Introduction to Interactive Multimedia
Section 1 with Steven King:
- Tuesday and Thursday 1-2:50pm
- Carroll Hall, Room 60
- Instructor: Steven King
- Email: firstname.lastname@example.org
- Office: Carroll Hall, Room 77
- Office hours: 1-3 p.m. Wednesday, or by appointment
- Course website: http://steventking.com/j187
Section 2 with Julia Elman
- Monday and Wednesday 7-8:50pm
- Carroll Hall, Room 58
- Instructor: Karen McIntyre
- Email: email@example.com
- Office: Carroll Hall, Room 382
- Office hours: 12-1 p.m. Tuesdays and Thursdays, or by appointment
- Course website: http://steventking.com/j187
Multimedia authoring tools provide communicators with some of the most powerful and effective storytelling options available. Understanding these tools is essential for anyone who plans a successful career in the media industry. However, the ability to resourcefully and proficiently use these tools is an even greater asset. The goal of this class, therefore, is to help you gain knowledge of both these aspects. You will examine and understand the value of website design in the journalism industry and develop the skills to execute your ideas.
This course will introduce you to basic journalistic multimedia design and production concepts and train you in web development. Producing effective multimedia projects requires extensive and detailed skill sets. This class will teach skills such as:
- Expertise in website layout using HTML, CSS, a web editing program and a content management system
- The effective use of data, photography, graphics, artwork, audio, video and the written word
- Solid, ethical journalistic decision-making.
This class provides the first steps to help you become an effective multimedia producer.
Much of the most applicable information for web design and development is available online. Therefore, I will regularly post supplemental reading and tutorials for this course online. Additionally, there are two books we will read – one I will provide and the other you need to buy.
The one required text that I will provide is:
- The Principles of Beautiful Web Design by Jason Beaird
The one required text that needs to be purchased is:
- HTML and CSS: Design and Build Websites by Jon Duckett
Software and Training
Some software programs are required for this course, including Adobe Illustrator. All of the programs you need will be available on the lab computers. If you wish to have Adobe Illustrator on your personal computer, it can be purchased through the UNC Ram Shop online or in store. Contact: (919)962-2422 or firstname.lastname@example.org. Software programs are nonrefundable, so be sure you are buying what you want. Earlier versions of Illustrator (CS3, CS4, CS5) are acceptable for use in this course.

*EXERCISES:*
a) For each statement about the syllabus, answer yes or no, and quote the words of the syllabus that decide it: (i) Software programs bought for the course can be refunded. (ii) Illustrator CS4 is acceptable for use in the course. (iii) Supplemental reading and tutorials will be posted online.
b) Return the part of the syllabus that opens with the words containing "The one required text that I" and closes with "in this course.", copied without any change.
The rows that come next are drawn from a different source than the syllabus.

*Data excerpts:*
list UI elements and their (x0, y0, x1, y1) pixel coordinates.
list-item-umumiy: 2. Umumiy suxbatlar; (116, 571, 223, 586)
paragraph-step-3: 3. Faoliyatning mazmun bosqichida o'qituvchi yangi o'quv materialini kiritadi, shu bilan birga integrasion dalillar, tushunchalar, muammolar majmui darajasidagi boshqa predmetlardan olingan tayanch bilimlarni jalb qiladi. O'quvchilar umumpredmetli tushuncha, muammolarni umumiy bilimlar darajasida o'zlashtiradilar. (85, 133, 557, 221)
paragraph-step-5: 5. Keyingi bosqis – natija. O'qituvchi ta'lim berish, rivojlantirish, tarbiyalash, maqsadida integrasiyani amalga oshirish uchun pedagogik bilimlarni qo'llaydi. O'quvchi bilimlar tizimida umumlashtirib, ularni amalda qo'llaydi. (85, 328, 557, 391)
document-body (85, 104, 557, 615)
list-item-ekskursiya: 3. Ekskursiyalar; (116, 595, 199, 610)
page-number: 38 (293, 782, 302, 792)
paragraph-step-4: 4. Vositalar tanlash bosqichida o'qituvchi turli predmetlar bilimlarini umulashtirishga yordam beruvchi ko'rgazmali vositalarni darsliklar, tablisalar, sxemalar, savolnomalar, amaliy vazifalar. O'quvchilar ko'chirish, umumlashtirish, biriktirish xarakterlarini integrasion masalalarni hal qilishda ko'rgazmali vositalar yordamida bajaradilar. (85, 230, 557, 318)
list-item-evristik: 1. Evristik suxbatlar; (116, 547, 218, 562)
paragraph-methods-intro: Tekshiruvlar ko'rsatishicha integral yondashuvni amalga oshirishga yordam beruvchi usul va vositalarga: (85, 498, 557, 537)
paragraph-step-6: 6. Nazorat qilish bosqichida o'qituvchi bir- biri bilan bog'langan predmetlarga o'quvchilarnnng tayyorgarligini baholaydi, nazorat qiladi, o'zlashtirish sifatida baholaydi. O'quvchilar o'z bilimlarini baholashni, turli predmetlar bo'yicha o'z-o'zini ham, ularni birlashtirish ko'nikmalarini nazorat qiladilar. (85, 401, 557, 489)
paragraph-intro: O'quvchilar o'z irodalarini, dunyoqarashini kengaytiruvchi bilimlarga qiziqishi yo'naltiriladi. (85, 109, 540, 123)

*SOLUTIONS BELOW:*
a)
(i) No: "Software programs are nonrefundable"
(ii) Yes: "Earlier versions of Illustrator (CS3, CS4, CS5) are acceptable for use in this course."
(iii) Yes: "I will regularly post supplemental reading and tutorials for this course online."

b)
The one required text that I will provide is:
- The Principles of Beautiful Web Design by Jason Beaird
The one required text that needs to be purchased is:
- HTML and CSS: Design and Build Websites by Jon Duckett
Software and Training
Some software programs are required for this course, including Adobe Illustrator. All of the programs you need will be available on the lab computers. If you wish to have Adobe Illustrator on your personal computer, it can be purchased through the UNC Ram Shop online or in store. Contact: (919)962-2422 or firstname.lastname@example.org. Software programs are nonrefundable, so be sure you are buying what you want. Earlier versions of Illustrator (CS3, CS4, CS5) are acceptable for use in this course.